# Records to use:
+ + +

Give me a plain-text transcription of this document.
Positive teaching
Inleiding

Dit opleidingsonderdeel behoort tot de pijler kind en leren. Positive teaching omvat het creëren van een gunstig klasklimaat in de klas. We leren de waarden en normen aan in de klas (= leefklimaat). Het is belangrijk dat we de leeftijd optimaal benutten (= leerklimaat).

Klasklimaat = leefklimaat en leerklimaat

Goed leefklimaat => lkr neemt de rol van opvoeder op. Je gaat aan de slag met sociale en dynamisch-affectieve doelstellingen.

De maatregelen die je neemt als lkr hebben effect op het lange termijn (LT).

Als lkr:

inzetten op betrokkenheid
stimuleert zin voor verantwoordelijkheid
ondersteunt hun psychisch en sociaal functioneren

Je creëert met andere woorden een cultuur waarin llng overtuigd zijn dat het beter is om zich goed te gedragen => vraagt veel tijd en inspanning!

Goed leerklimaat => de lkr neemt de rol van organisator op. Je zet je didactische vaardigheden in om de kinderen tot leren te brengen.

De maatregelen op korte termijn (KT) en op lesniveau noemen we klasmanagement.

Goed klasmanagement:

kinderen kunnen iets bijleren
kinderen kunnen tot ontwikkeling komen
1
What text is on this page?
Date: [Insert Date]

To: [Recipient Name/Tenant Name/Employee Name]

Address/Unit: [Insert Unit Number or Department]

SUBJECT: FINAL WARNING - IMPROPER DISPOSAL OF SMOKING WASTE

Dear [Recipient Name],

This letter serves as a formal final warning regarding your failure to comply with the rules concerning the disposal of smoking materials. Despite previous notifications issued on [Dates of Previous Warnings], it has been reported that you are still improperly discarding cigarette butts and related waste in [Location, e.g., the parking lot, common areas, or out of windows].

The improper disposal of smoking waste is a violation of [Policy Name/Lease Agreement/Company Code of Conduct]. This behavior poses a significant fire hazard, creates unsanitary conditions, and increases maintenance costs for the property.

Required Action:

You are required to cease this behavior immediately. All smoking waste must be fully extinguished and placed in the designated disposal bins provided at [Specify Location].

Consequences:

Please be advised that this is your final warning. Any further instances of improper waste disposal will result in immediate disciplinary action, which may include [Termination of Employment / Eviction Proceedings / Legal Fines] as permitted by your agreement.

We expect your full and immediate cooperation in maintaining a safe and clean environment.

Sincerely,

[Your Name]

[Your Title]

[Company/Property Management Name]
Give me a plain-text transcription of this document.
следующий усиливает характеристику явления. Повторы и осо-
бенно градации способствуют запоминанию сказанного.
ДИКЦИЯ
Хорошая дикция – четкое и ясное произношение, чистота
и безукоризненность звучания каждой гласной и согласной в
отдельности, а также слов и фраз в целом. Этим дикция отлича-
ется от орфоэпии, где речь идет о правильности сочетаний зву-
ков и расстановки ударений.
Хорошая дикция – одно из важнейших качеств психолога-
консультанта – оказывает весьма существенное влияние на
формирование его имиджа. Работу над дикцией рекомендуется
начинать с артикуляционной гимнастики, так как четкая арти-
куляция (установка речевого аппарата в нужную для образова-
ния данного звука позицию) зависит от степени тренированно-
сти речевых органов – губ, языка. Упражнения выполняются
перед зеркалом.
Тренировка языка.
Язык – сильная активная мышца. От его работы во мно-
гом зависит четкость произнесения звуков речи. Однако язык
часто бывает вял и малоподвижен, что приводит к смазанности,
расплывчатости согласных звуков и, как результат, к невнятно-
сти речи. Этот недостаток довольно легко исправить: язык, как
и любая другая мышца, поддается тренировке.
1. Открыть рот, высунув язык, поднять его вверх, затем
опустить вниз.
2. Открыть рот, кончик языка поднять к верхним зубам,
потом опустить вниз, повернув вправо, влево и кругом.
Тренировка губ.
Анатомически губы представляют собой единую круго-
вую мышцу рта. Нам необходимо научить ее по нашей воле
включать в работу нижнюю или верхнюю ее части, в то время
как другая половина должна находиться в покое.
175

+ + +

# What is required:
Extract every line containing the string "neemt" from the data above.

# Exercise output:
Goed leefklimaat => lkr neemt de rol van opvoeder op. Je gaat aan de slag met sociale en dynamisch-affectieve doelstellingen.
De maatregelen die je neemt als lkr hebben effect op het lange termijn (LT).
Goed leerklimaat => de lkr neemt de rol van organisator op. Je zet je didactische vaardigheden in om de kinderen tot leren te brengen.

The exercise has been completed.